◆ **Dataset rows**
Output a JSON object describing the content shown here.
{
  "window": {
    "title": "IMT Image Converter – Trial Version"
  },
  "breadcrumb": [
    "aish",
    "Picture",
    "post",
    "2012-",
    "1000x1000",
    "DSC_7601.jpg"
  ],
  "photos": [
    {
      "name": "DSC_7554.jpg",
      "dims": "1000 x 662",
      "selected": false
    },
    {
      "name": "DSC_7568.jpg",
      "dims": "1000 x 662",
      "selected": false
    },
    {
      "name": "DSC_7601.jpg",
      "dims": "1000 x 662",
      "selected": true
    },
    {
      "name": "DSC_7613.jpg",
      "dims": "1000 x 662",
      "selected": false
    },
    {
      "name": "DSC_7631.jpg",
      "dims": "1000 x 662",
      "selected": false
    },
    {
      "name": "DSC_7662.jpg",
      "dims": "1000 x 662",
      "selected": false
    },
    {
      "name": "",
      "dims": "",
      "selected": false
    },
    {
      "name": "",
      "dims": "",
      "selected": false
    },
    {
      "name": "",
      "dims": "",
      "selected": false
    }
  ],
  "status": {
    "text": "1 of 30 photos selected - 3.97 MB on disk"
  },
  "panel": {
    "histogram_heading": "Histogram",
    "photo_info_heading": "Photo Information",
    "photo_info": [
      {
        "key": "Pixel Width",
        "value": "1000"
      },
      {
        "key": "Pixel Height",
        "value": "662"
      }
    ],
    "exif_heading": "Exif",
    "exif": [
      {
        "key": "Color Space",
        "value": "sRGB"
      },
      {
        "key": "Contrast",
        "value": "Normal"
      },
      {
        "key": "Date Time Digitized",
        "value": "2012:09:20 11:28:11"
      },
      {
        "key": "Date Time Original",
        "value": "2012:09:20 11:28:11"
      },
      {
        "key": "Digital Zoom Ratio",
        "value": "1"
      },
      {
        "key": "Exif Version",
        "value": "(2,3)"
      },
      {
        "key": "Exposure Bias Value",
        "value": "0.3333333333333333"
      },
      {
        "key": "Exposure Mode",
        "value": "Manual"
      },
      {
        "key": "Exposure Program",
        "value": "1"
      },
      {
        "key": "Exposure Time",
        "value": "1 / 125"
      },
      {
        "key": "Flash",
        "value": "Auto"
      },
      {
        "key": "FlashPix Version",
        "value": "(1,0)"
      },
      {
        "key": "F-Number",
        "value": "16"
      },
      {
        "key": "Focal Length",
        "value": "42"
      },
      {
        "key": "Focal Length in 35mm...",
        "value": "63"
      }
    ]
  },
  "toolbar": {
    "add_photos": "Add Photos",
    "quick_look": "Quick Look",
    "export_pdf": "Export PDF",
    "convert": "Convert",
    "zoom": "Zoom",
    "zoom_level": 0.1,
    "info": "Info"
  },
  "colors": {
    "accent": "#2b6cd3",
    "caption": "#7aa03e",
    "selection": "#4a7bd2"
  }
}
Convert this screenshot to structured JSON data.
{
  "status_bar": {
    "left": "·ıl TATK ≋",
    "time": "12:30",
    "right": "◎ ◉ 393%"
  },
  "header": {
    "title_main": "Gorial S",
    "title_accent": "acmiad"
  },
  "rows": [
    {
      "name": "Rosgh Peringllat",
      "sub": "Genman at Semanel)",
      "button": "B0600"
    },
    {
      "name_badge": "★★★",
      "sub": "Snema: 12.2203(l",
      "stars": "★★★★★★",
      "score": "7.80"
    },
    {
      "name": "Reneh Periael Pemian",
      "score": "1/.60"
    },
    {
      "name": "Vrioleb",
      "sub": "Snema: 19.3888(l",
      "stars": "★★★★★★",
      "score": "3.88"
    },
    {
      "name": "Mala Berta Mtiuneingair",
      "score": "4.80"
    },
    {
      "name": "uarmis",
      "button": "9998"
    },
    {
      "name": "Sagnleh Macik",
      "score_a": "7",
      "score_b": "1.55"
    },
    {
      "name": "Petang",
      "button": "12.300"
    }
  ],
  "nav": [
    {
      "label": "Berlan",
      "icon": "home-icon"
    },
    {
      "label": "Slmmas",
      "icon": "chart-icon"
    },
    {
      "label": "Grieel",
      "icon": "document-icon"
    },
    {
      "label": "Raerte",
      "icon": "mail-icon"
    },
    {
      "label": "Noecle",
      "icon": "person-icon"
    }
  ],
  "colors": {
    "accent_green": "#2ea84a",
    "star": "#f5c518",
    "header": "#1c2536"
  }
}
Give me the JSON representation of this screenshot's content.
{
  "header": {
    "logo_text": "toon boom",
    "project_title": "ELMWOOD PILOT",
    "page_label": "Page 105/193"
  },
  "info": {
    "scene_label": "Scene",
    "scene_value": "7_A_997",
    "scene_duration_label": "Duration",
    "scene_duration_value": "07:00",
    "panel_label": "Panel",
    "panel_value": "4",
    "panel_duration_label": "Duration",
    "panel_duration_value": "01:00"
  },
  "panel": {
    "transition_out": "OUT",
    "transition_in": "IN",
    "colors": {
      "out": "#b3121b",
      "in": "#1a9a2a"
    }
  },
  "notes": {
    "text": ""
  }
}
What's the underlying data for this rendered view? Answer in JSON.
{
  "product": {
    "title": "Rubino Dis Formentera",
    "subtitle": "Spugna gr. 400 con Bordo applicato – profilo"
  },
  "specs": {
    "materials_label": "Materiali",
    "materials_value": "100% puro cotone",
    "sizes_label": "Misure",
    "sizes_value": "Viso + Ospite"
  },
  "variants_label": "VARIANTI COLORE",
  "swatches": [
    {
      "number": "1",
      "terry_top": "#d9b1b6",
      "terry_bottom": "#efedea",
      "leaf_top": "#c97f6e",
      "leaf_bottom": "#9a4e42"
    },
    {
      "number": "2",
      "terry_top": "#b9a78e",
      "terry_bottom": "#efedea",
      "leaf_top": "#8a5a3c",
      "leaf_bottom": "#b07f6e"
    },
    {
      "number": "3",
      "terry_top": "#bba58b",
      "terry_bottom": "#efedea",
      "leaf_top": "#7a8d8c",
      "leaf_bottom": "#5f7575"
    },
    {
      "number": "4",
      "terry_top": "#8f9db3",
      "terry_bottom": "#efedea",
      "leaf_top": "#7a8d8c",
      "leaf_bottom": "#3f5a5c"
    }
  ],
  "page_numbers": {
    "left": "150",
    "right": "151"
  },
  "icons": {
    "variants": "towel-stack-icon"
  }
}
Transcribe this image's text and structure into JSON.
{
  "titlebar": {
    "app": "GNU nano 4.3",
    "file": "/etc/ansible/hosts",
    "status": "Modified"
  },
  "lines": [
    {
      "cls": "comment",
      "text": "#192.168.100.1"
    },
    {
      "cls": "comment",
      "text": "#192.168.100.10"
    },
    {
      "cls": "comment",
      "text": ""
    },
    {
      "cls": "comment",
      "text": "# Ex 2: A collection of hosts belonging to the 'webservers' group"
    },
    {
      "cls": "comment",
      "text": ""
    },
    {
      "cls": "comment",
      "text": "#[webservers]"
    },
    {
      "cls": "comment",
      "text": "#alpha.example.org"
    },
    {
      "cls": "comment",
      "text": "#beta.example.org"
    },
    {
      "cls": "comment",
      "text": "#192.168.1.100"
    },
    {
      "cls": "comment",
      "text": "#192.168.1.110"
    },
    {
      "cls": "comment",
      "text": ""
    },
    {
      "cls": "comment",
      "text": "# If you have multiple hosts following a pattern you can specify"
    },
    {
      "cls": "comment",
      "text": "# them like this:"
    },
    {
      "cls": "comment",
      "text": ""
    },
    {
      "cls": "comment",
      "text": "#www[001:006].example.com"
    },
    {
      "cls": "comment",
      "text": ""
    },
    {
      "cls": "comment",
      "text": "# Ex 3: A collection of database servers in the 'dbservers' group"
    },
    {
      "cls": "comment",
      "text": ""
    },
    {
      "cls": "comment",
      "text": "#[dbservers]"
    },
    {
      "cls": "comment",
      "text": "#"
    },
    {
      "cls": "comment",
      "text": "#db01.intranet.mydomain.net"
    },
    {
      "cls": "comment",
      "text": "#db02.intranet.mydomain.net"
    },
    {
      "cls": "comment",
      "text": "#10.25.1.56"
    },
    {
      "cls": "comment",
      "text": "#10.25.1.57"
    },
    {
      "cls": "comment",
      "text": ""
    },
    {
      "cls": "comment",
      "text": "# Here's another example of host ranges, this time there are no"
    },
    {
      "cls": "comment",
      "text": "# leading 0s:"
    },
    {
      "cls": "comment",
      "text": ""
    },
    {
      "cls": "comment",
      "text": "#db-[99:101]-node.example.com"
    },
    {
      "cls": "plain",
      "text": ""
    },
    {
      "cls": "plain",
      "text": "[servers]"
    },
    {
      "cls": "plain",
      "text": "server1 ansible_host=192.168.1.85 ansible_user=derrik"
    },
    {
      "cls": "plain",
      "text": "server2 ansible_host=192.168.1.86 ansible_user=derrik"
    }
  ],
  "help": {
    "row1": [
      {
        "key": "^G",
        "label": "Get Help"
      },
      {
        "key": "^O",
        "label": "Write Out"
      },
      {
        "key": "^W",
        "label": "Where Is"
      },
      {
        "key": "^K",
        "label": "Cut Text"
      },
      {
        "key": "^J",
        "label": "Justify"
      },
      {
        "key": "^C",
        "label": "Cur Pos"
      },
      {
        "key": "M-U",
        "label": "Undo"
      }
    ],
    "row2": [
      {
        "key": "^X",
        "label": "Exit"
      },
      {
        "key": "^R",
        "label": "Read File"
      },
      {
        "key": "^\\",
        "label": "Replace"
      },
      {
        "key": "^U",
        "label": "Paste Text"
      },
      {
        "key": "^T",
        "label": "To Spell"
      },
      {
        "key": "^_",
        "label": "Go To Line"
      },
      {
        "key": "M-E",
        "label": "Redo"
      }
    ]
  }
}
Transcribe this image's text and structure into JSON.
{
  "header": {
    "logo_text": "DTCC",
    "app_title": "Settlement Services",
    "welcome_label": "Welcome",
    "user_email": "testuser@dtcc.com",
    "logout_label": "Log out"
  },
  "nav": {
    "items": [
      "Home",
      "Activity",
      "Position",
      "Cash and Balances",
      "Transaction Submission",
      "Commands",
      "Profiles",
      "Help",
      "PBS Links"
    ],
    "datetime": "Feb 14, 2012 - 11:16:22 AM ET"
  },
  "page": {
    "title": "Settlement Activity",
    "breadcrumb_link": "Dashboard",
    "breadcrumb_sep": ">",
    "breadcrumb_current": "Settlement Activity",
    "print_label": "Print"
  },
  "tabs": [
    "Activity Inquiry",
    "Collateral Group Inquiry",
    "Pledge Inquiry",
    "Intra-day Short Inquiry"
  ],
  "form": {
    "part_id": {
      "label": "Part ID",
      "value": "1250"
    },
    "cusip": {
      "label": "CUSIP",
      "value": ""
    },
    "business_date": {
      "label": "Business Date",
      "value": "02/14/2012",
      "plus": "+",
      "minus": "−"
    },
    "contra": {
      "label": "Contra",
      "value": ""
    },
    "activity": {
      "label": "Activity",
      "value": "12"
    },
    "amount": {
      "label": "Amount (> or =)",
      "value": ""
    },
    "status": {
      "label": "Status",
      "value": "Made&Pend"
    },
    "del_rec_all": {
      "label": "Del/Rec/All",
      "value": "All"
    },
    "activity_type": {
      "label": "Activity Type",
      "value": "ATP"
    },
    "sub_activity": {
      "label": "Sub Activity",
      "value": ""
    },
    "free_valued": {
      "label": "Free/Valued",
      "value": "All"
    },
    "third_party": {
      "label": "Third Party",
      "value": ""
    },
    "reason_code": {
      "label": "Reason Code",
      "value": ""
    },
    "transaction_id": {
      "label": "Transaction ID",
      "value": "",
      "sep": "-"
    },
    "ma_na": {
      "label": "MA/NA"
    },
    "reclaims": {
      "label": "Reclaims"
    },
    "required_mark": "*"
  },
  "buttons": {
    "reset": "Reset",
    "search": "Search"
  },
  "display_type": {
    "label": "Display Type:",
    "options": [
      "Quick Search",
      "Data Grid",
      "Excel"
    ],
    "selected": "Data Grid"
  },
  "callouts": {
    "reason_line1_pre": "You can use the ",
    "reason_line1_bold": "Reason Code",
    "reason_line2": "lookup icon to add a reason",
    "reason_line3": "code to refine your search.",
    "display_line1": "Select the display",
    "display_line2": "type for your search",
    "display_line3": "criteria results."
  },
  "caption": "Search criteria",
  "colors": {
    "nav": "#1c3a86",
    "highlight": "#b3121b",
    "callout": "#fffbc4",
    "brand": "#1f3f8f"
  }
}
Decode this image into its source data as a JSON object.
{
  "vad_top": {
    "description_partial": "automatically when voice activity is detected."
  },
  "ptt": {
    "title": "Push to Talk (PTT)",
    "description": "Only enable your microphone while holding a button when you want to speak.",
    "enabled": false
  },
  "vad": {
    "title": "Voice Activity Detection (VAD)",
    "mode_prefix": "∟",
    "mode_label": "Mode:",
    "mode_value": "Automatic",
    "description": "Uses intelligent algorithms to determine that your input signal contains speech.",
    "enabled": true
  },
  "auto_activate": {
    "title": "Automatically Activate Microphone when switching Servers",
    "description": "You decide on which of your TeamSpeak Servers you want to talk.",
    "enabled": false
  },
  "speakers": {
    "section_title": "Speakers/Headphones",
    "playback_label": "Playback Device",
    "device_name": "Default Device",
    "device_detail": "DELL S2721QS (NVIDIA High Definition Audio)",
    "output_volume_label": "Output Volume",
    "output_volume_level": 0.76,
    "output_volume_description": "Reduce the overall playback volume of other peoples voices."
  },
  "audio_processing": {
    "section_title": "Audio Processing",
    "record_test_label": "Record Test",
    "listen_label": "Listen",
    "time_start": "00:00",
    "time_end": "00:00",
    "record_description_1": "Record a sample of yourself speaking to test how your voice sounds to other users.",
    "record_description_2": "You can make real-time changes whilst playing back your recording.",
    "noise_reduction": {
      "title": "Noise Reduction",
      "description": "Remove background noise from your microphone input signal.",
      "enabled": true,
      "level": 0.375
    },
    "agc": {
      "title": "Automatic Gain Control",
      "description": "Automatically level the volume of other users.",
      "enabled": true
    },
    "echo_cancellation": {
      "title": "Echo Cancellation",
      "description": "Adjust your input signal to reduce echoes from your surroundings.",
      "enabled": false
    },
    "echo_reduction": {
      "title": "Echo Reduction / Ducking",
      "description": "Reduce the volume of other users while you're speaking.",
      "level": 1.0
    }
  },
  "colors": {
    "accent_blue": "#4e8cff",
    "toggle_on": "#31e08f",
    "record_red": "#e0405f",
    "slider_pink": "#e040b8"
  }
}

◆ **What to produce**
Take every line from the data above that holds "collection" and copy it out.

◆ **Expected answer**
      "text": "# Ex 2: A collection of hosts belonging to the 'webservers' group"
      "text": "# Ex 3: A collection of database servers in the 'dbservers' group"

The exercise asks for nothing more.